## WHAT THIS TASK INVOLVES
Copy the data exactly; pictures stay out of the copy.

+ + + + +

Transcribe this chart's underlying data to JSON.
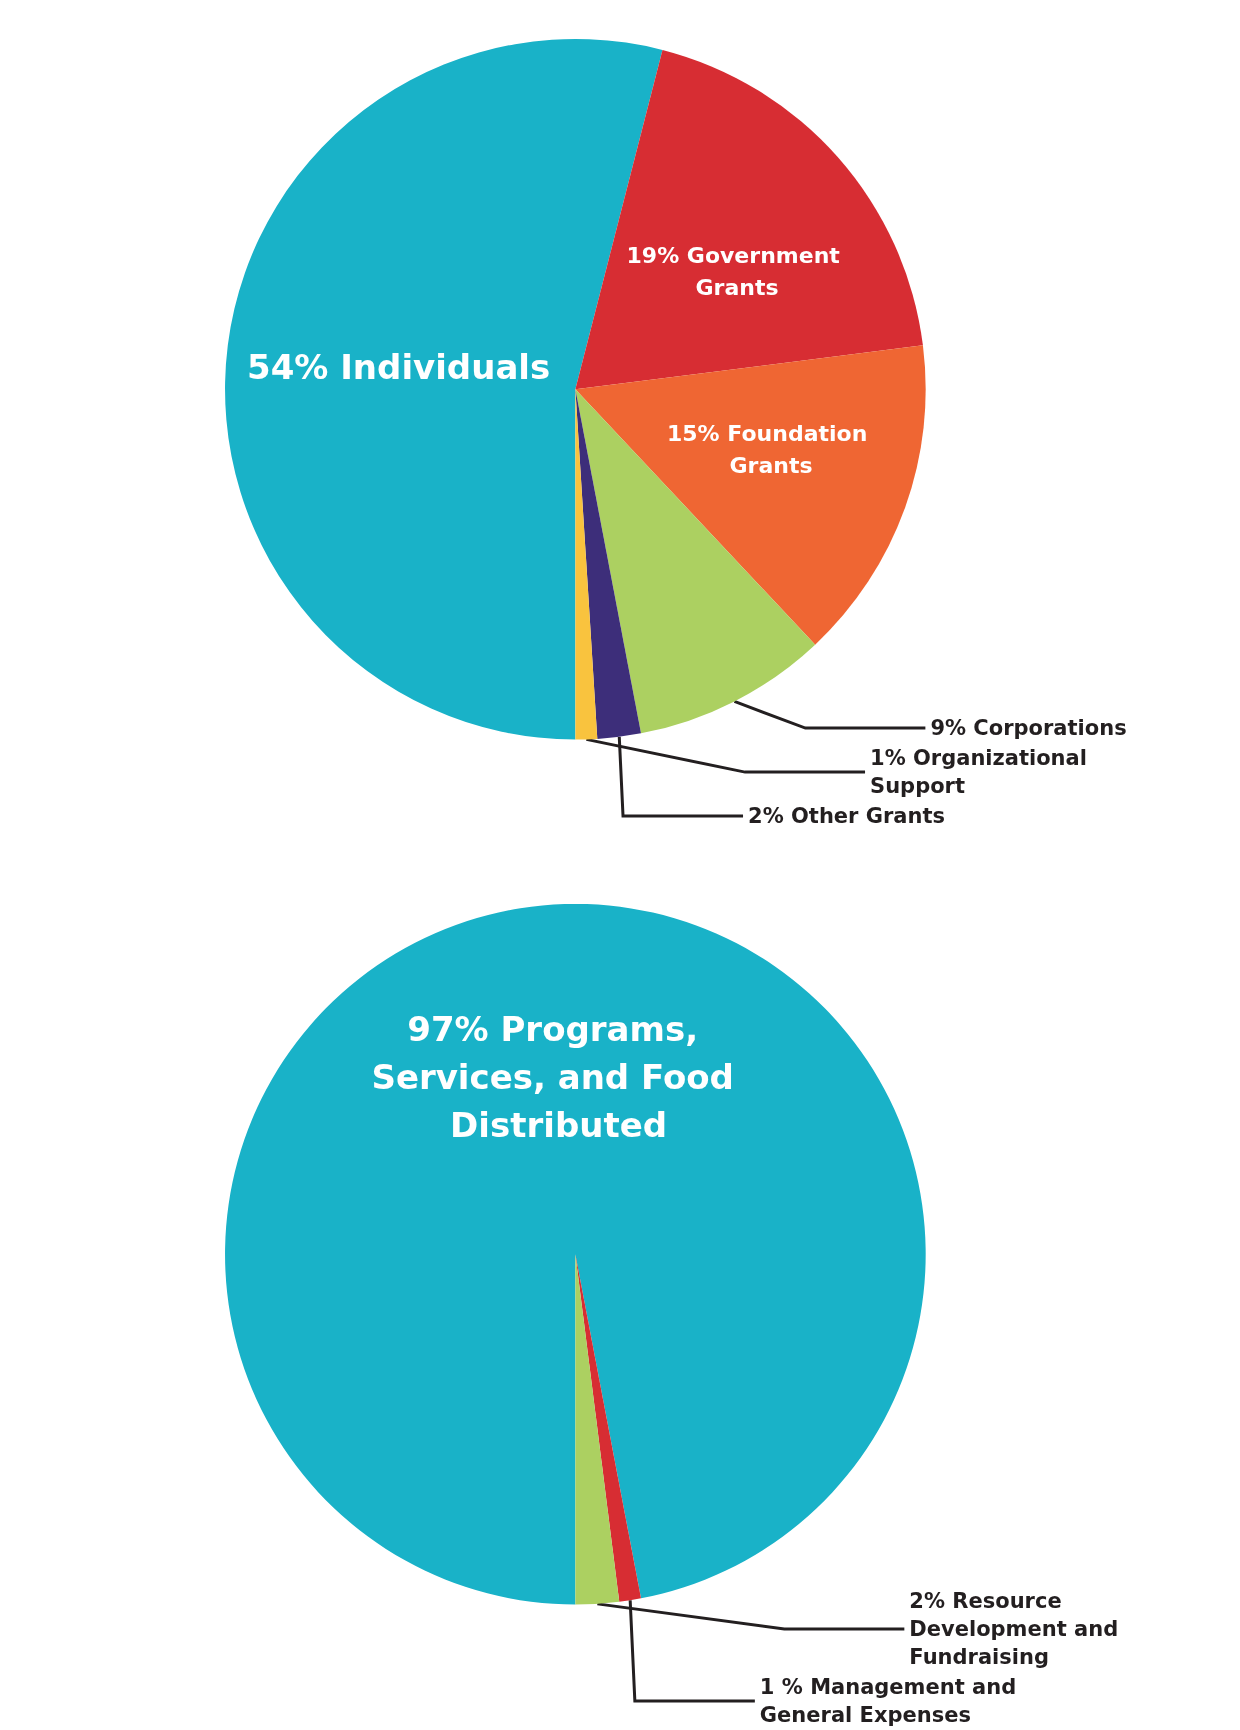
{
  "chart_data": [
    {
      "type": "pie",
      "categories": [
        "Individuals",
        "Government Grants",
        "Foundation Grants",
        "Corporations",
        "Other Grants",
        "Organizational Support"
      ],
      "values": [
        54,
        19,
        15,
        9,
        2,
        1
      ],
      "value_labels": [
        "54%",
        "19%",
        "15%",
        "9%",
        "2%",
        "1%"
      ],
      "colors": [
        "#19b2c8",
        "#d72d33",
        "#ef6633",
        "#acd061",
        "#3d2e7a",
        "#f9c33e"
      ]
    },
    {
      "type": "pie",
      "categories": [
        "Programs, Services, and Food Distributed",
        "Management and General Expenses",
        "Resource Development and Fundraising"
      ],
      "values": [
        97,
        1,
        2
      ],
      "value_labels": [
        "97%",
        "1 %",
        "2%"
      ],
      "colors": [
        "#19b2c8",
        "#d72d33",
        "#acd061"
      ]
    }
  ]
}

+ + + + +

## EXPECTED OUTPUT
Transcribe this chart's underlying data to JSON.
{
  "chart_data": [
    {
      "type": "pie",
      "categories": [
        "Individuals",
        "Government Grants",
        "Foundation Grants",
        "Corporations",
        "Other Grants",
        "Organizational Support"
      ],
      "values": [
        54,
        19,
        15,
        9,
        2,
        1
      ],
      "value_labels": [
        "54%",
        "19%",
        "15%",
        "9%",
        "2%",
        "1%"
      ],
      "colors": [
        "#19b2c8",
        "#d72d33",
        "#ef6633",
        "#acd061",
        "#3d2e7a",
        "#f9c33e"
      ]
    },
    {
      "type": "pie",
      "categories": [
        "Programs, Services, and Food Distributed",
        "Management and General Expenses",
        "Resource Development and Fundraising"
      ],
      "values": [
        97,
        1,
        2
      ],
      "value_labels": [
        "97%",
        "1 %",
        "2%"
      ],
      "colors": [
        "#19b2c8",
        "#d72d33",
        "#acd061"
      ]
    }
  ]
}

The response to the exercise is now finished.